#### Records for this task ####
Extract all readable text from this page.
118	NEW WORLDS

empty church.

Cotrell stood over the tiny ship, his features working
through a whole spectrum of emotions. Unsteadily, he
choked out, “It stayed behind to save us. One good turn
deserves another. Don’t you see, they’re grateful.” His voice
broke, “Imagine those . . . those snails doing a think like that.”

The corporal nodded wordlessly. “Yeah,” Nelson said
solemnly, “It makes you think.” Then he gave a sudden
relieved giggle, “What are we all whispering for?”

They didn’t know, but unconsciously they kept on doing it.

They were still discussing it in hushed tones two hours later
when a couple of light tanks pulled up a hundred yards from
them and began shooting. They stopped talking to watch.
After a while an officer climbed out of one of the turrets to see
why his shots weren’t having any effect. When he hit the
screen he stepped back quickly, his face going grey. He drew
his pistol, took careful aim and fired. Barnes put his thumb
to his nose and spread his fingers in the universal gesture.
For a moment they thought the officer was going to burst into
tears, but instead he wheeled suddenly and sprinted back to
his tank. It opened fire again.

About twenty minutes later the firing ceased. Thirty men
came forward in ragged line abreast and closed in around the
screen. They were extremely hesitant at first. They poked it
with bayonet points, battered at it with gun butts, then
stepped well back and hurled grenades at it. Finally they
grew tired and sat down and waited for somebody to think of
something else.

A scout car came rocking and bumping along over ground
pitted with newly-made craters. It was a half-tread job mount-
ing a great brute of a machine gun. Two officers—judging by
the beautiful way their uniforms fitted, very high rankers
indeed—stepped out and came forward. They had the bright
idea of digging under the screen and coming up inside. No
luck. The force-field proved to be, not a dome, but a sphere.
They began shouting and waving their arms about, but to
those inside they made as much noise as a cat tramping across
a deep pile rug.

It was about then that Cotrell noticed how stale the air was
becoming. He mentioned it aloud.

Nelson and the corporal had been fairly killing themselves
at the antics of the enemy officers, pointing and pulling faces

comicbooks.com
####
Lines that hold the word "began" are the ones to return, every one of them.

§ **Task result**
them and began shooting. They stopped talking to watch.
They began shouting and waving their arms about, but to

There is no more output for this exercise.